### EXERCISE REQUIREMENTS:
Select all lines with the string "الأحكام" in them, and copy those lines.

### ITEMS:
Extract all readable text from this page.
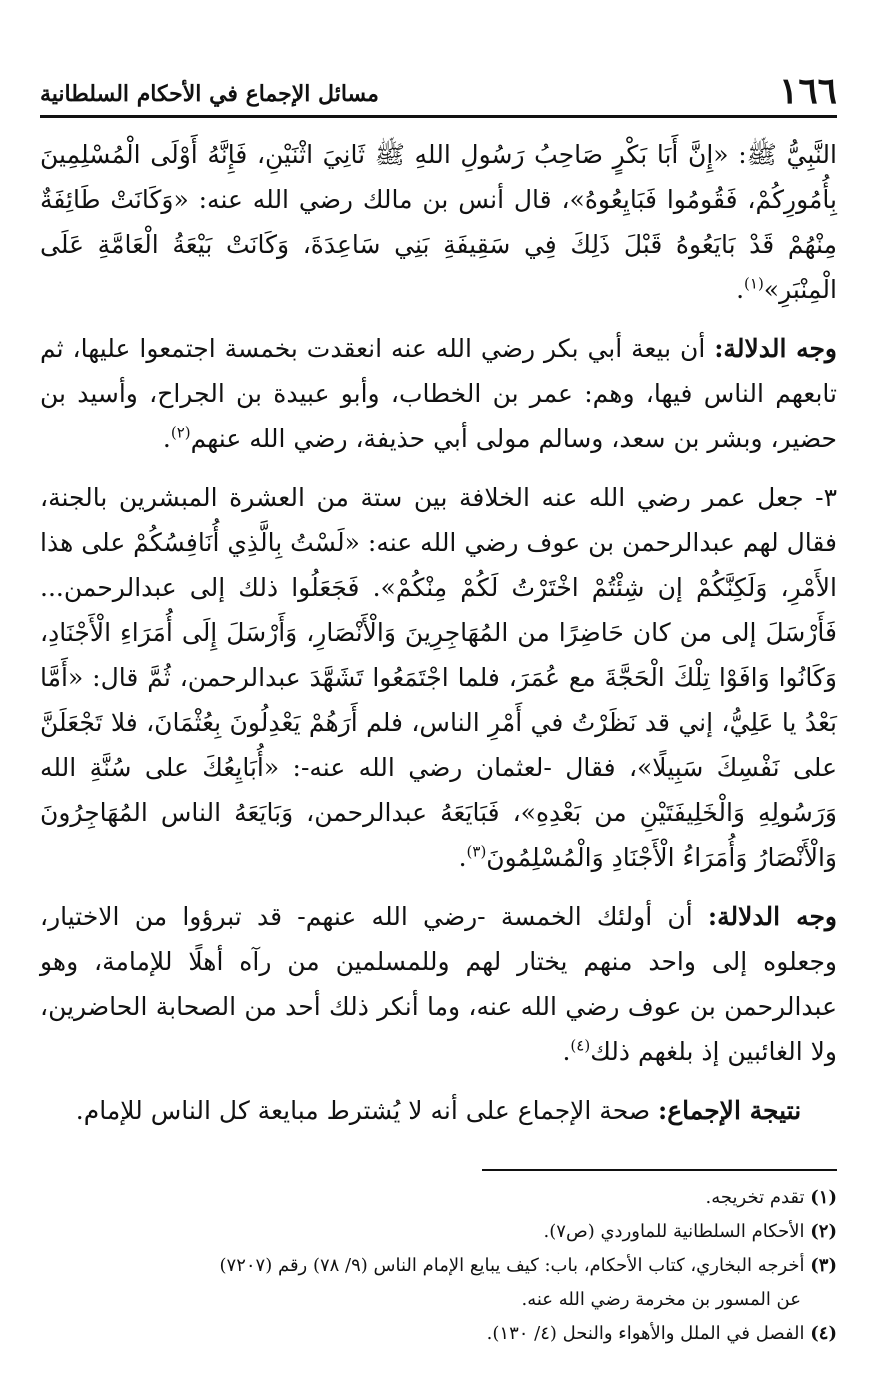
١٦٦
مسائل الإجماع في الأحكام السلطانية

النَّبِيُّ ﷺ: «إِنَّ أَبَا بَكْرٍ صَاحِبُ رَسُولِ اللهِ ﷺ ثَانِيَ اثْنَيْنِ، فَإِنَّهُ أَوْلَى الْمُسْلِمِينَ بِأُمُورِكُمْ، فَقُومُوا فَبَايِعُوهُ»، قال أنس بن مالك رضي الله عنه: «وَكَانَتْ طَائِفَةٌ مِنْهُمْ قَدْ بَايَعُوهُ قَبْلَ ذَلِكَ فِي سَقِيفَةِ بَنِي سَاعِدَةَ، وَكَانَتْ بَيْعَةُ الْعَامَّةِ عَلَى الْمِنْبَرِ»$^{(١)}$.

وجه الدلالة: أن بيعة أبي بكر رضي الله عنه انعقدت بخمسة اجتمعوا عليها، ثم تابعهم الناس فيها، وهم: عمر بن الخطاب، وأبو عبيدة بن الجراح، وأسيد بن حضير، وبشر بن سعد، وسالم مولى أبي حذيفة، رضي الله عنهم$^{(٢)}$.

٣- جعل عمر رضي الله عنه الخلافة بين ستة من العشرة المبشرين بالجنة، فقال لهم عبدالرحمن بن عوف رضي الله عنه: «لَسْتُ بِالَّذِي أُنَافِسُكُمْ على هذا الأَمْرِ، وَلَكِنَّكُمْ إن شِئْتُمْ اخْتَرْتُ لَكُمْ مِنْكُمْ». فَجَعَلُوا ذلك إلى عبدالرحمن... فَأَرْسَلَ إلى من كان حَاضِرًا من المُهَاجِرِينَ وَالْأَنْصَارِ، وَأَرْسَلَ إِلَى أُمَرَاءِ الْأَجْنَادِ، وَكَانُوا وَافَوْا تِلْكَ الْحَجَّةَ مع عُمَرَ، فلما اجْتَمَعُوا تَشَهَّدَ عبدالرحمن، ثُمَّ قال: «أَمَّا بَعْدُ يا عَلِيُّ، إني قد نَظَرْتُ في أَمْرِ الناس، فلم أَرَهُمْ يَعْدِلُونَ بِعُثْمَانَ، فلا تَجْعَلَنَّ على نَفْسِكَ سَبِيلًا»، فقال -لعثمان رضي الله عنه-: «أُبَايِعُكَ على سُنَّةِ الله وَرَسُولِهِ وَالْخَلِيفَتَيْنِ من بَعْدِهِ»، فَبَايَعَهُ عبدالرحمن، وَبَايَعَهُ الناس المُهَاجِرُونَ وَالْأَنْصَارُ وَأُمَرَاءُ الْأَجْنَادِ وَالْمُسْلِمُونَ$^{(٣)}$.

وجه الدلالة: أن أولئك الخمسة -رضي الله عنهم- قد تبرؤوا من الاختيار، وجعلوه إلى واحد منهم يختار لهم وللمسلمين من رآه أهلًا للإمامة، وهو عبدالرحمن بن عوف رضي الله عنه، وما أنكر ذلك أحد من الصحابة الحاضرين، ولا الغائبين إذ بلغهم ذلك$^{(٤)}$.

نتيجة الإجماع: صحة الإجماع على أنه لا يُشترط مبايعة كل الناس للإمام.

(١) تقدم تخريجه.

(٢) الأحكام السلطانية للماوردي (ص٧).

(٣) أخرجه البخاري، كتاب الأحكام، باب: كيف يبايع الإمام الناس (٩/ ٧٨) رقم (٧٢٠٧)

عن المسور بن مخرمة رضي الله عنه.

(٤) الفصل في الملل والأهواء والنحل (٤/ ١٣٠).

### RESULT OF THIS TASK:
مسائل الإجماع في الأحكام السلطانية
(٢) الأحكام السلطانية للماوردي (ص٧).
(٣) أخرجه البخاري، كتاب الأحكام، باب: كيف يبايع الإمام الناس (٩/ ٧٨) رقم (٧٢٠٧)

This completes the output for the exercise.